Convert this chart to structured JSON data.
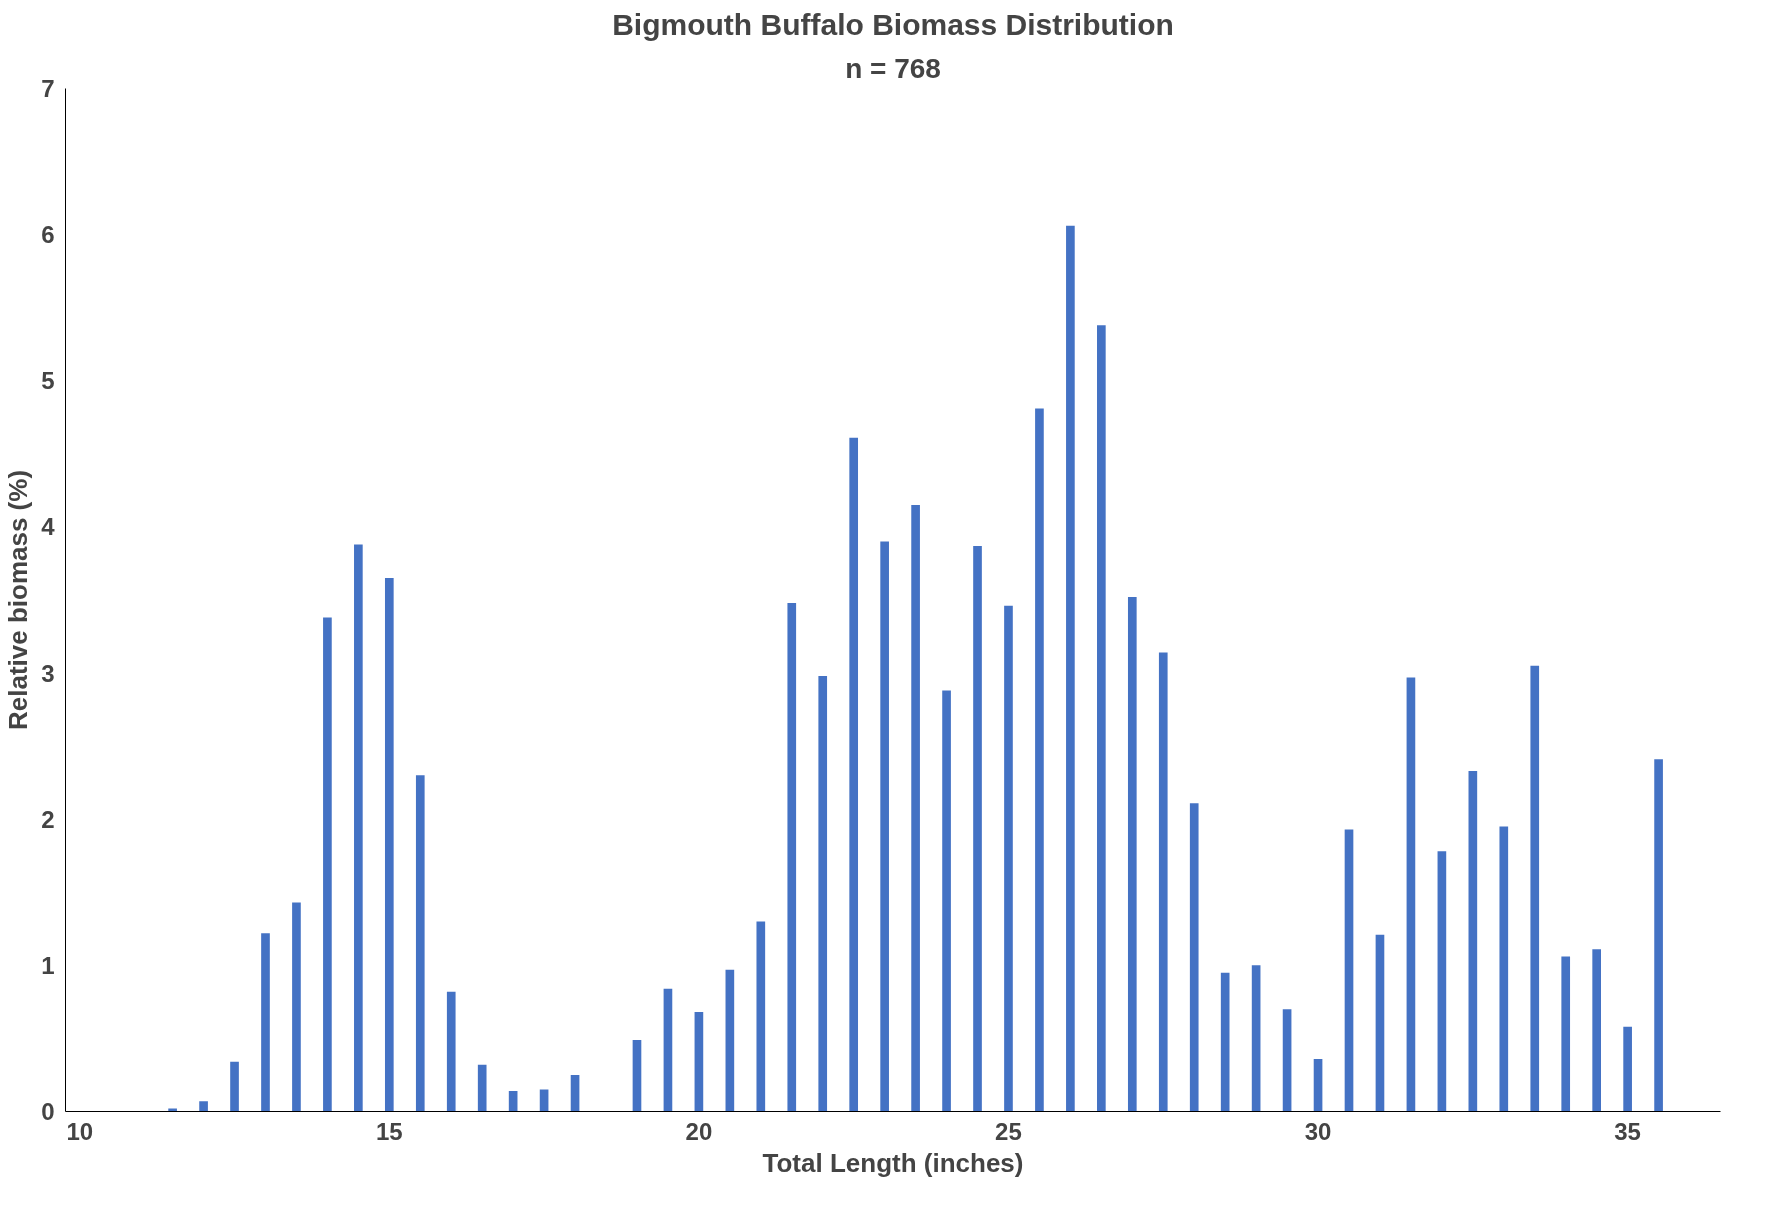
{
  "chart_data": {
    "type": "bar",
    "title": "Bigmouth Buffalo Biomass Distribution",
    "subtitle": "n = 768",
    "xlabel": "Total Length (inches)",
    "ylabel": "Relative biomass (%)",
    "x": [
      11.5,
      12,
      12.5,
      13,
      13.5,
      14,
      14.5,
      15,
      15.5,
      16,
      16.5,
      17,
      17.5,
      18,
      18.5,
      19,
      19.5,
      20,
      20.5,
      21,
      21.5,
      22,
      22.5,
      23,
      23.5,
      24,
      24.5,
      25,
      25.5,
      26,
      26.5,
      27,
      27.5,
      28,
      28.5,
      29,
      29.5,
      30,
      30.5,
      31,
      31.5,
      32,
      32.5,
      33,
      33.5,
      34,
      34.5,
      35,
      35.5
    ],
    "values": [
      0.02,
      0.07,
      0.34,
      1.22,
      1.43,
      3.38,
      3.88,
      3.65,
      2.3,
      0.82,
      0.32,
      0.14,
      0.15,
      0.25,
      null,
      0.49,
      0.84,
      0.68,
      0.97,
      1.3,
      3.48,
      2.98,
      4.61,
      3.9,
      4.15,
      2.88,
      3.87,
      3.46,
      4.81,
      6.06,
      5.38,
      3.52,
      3.14,
      2.11,
      0.95,
      1.0,
      0.7,
      0.36,
      1.93,
      1.21,
      2.97,
      1.78,
      2.33,
      1.95,
      3.05,
      1.06,
      1.11,
      0.58,
      2.41
    ],
    "color": "#4472c4",
    "xlim": [
      9.77,
      36.5
    ],
    "xticks": [
      10,
      15,
      20,
      25,
      30,
      35
    ],
    "ylim": [
      0,
      7
    ],
    "yticks": [
      0,
      1,
      2,
      3,
      4,
      5,
      6,
      7
    ],
    "grid": false
  }
}
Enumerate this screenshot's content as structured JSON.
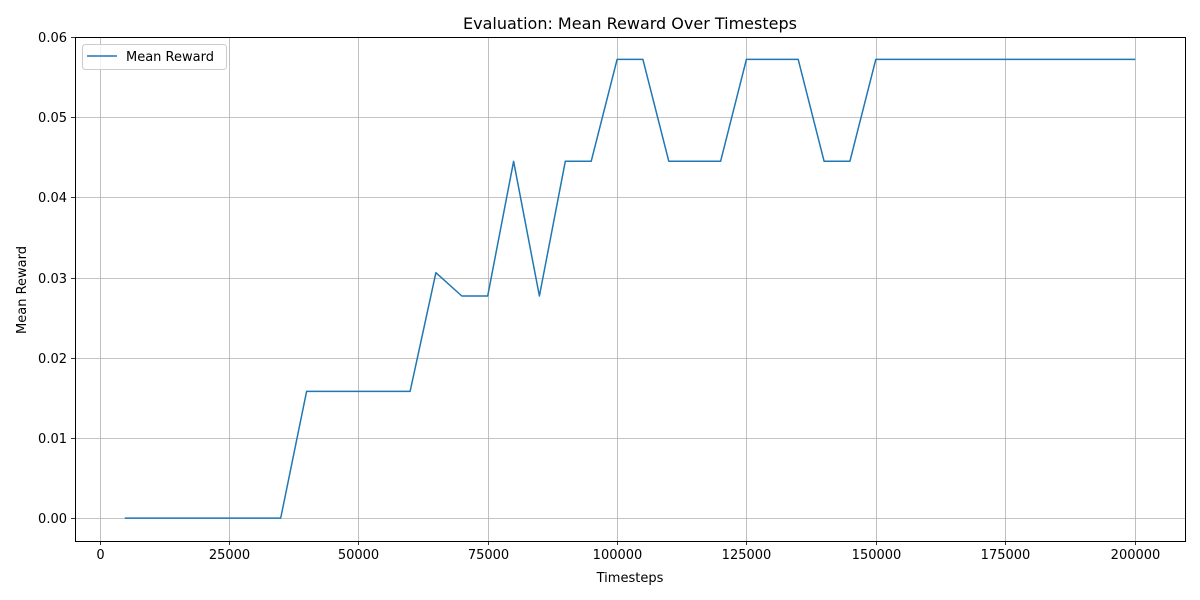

YOUR OBJECTIVE:
Only a number is wanted: how many lines above include "JSON"?

OUTPUT OF THE TASK:
2